**EXERCISE BRIEF**. What follows is a set of records, each of which is to be written out exactly.

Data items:
________________________
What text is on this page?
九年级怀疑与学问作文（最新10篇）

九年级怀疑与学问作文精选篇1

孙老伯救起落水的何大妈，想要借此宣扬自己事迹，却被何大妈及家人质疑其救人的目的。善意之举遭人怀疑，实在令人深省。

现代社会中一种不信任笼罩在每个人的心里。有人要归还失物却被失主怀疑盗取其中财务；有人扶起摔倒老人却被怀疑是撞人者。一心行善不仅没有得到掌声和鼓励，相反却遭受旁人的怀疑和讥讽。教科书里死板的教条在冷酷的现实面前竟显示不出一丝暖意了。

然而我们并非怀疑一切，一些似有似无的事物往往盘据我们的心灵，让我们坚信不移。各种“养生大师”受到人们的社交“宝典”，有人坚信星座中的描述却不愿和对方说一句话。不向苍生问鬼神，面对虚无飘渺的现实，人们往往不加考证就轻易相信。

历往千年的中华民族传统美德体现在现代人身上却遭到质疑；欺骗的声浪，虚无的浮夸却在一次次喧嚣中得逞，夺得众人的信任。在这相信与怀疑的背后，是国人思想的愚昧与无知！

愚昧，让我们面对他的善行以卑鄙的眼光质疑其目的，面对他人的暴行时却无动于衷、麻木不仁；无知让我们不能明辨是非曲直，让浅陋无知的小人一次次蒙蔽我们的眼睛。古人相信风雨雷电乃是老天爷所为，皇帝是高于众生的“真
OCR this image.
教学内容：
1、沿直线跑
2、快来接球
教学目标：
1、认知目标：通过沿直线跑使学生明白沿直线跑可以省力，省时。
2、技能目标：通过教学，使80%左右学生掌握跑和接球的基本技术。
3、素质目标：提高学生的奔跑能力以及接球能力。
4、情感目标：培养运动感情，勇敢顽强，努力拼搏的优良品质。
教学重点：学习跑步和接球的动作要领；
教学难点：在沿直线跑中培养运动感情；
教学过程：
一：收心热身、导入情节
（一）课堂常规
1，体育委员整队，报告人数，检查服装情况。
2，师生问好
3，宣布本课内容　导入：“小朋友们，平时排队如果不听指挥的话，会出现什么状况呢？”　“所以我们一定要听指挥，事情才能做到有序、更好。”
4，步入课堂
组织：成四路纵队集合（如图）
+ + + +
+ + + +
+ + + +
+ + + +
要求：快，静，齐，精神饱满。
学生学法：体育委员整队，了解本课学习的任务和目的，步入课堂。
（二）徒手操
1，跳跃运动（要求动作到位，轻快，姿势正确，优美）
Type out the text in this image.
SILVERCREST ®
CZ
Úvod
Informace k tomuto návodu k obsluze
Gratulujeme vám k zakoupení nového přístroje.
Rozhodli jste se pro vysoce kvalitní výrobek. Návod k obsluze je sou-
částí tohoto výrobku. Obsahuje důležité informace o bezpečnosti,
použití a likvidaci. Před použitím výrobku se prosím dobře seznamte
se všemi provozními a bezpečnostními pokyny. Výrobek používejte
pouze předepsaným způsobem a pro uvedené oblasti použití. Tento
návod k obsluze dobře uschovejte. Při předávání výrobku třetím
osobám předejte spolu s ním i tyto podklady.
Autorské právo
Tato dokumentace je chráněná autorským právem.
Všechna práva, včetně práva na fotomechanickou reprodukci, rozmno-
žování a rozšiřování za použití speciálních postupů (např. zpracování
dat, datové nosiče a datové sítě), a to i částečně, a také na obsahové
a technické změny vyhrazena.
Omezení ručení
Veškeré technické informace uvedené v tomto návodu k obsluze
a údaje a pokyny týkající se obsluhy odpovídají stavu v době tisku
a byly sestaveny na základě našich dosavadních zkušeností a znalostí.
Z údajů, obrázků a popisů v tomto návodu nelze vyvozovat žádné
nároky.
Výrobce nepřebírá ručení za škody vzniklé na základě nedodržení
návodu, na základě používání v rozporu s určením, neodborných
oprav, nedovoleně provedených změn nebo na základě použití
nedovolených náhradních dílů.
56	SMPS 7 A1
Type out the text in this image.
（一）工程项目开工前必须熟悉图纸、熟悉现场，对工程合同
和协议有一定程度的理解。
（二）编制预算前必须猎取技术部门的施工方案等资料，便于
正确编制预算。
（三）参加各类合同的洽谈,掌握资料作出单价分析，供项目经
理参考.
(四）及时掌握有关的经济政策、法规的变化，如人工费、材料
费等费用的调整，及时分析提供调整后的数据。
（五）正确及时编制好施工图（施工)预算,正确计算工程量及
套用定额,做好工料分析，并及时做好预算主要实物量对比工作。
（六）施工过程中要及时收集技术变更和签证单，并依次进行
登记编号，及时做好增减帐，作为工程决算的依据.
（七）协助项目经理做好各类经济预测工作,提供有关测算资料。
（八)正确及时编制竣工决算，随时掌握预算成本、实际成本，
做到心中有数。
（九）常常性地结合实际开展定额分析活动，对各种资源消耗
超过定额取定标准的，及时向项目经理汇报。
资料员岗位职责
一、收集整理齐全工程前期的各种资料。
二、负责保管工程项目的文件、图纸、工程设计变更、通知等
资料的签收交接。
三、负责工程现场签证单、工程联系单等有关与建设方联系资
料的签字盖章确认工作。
________________________
**WRITTEN RESPONSE**.
What text is on this page?
九年级怀疑与学问作文（最新10篇）

九年级怀疑与学问作文精选篇1

孙老伯救起落水的何大妈，想要借此宣扬自己事迹，却被何大妈及家人质疑其救人的目的。善意之举遭人怀疑，实在令人深省。

现代社会中一种不信任笼罩在每个人的心里。有人要归还失物却被失主怀疑盗取其中财务；有人扶起摔倒老人却被怀疑是撞人者。一心行善不仅没有得到掌声和鼓励，相反却遭受旁人的怀疑和讥讽。教科书里死板的教条在冷酷的现实面前竟显示不出一丝暖意了。

然而我们并非怀疑一切，一些似有似无的事物往往盘据我们的心灵，让我们坚信不移。各种“养生大师”受到人们的社交“宝典”，有人坚信星座中的描述却不愿和对方说一句话。不向苍生问鬼神，面对虚无飘渺的现实，人们往往不加考证就轻易相信。

历往千年的中华民族传统美德体现在现代人身上却遭到质疑；欺骗的声浪，虚无的浮夸却在一次次喧嚣中得逞，夺得众人的信任。在这相信与怀疑的背后，是国人思想的愚昧与无知！

愚昧，让我们面对他的善行以卑鄙的眼光质疑其目的，面对他人的暴行时却无动于衷、麻木不仁；无知让我们不能明辨是非曲直，让浅陋无知的小人一次次蒙蔽我们的眼睛。古人相信风雨雷电乃是老天爷所为，皇帝是高于众生的“真
OCR this image.
教学内容：
1、沿直线跑
2、快来接球
教学目标：
1、认知目标：通过沿直线跑使学生明白沿直线跑可以省力，省时。
2、技能目标：通过教学，使80%左右学生掌握跑和接球的基本技术。
3、素质目标：提高学生的奔跑能力以及接球能力。
4、情感目标：培养运动感情，勇敢顽强，努力拼搏的优良品质。
教学重点：学习跑步和接球的动作要领；
教学难点：在沿直线跑中培养运动感情；
教学过程：
一：收心热身、导入情节
（一）课堂常规
1，体育委员整队，报告人数，检查服装情况。
2，师生问好
3，宣布本课内容　导入：“小朋友们，平时排队如果不听指挥的话，会出现什么状况呢？”　“所以我们一定要听指挥，事情才能做到有序、更好。”
4，步入课堂
组织：成四路纵队集合（如图）
+ + + +
+ + + +
+ + + +
+ + + +
要求：快，静，齐，精神饱满。
学生学法：体育委员整队，了解本课学习的任务和目的，步入课堂。
（二）徒手操
1，跳跃运动（要求动作到位，轻快，姿势正确，优美）
Type out the text in this image.
SILVERCREST ®
CZ
Úvod
Informace k tomuto návodu k obsluze
Gratulujeme vám k zakoupení nového přístroje.
Rozhodli jste se pro vysoce kvalitní výrobek. Návod k obsluze je sou-
částí tohoto výrobku. Obsahuje důležité informace o bezpečnosti,
použití a likvidaci. Před použitím výrobku se prosím dobře seznamte
se všemi provozními a bezpečnostními pokyny. Výrobek používejte
pouze předepsaným způsobem a pro uvedené oblasti použití. Tento
návod k obsluze dobře uschovejte. Při předávání výrobku třetím
osobám předejte spolu s ním i tyto podklady.
Autorské právo
Tato dokumentace je chráněná autorským právem.
Všechna práva, včetně práva na fotomechanickou reprodukci, rozmno-
žování a rozšiřování za použití speciálních postupů (např. zpracování
dat, datové nosiče a datové sítě), a to i částečně, a také na obsahové
a technické změny vyhrazena.
Omezení ručení
Veškeré technické informace uvedené v tomto návodu k obsluze
a údaje a pokyny týkající se obsluhy odpovídají stavu v době tisku
a byly sestaveny na základě našich dosavadních zkušeností a znalostí.
Z údajů, obrázků a popisů v tomto návodu nelze vyvozovat žádné
nároky.
Výrobce nepřebírá ručení za škody vzniklé na základě nedodržení
návodu, na základě používání v rozporu s určením, neodborných
oprav, nedovoleně provedených změn nebo na základě použití
nedovolených náhradních dílů.
56	SMPS 7 A1
Type out the text in this image.
（一）工程项目开工前必须熟悉图纸、熟悉现场，对工程合同
和协议有一定程度的理解。
（二）编制预算前必须猎取技术部门的施工方案等资料，便于
正确编制预算。
（三）参加各类合同的洽谈,掌握资料作出单价分析，供项目经
理参考.
(四）及时掌握有关的经济政策、法规的变化，如人工费、材料
费等费用的调整，及时分析提供调整后的数据。
（五）正确及时编制好施工图（施工)预算,正确计算工程量及
套用定额,做好工料分析，并及时做好预算主要实物量对比工作。
（六）施工过程中要及时收集技术变更和签证单，并依次进行
登记编号，及时做好增减帐，作为工程决算的依据.
（七）协助项目经理做好各类经济预测工作,提供有关测算资料。
（八)正确及时编制竣工决算，随时掌握预算成本、实际成本，
做到心中有数。
（九）常常性地结合实际开展定额分析活动，对各种资源消耗
超过定额取定标准的，及时向项目经理汇报。
资料员岗位职责
一、收集整理齐全工程前期的各种资料。
二、负责保管工程项目的文件、图纸、工程设计变更、通知等
资料的签收交接。
三、负责工程现场签证单、工程联系单等有关与建设方联系资
料的签字盖章确认工作。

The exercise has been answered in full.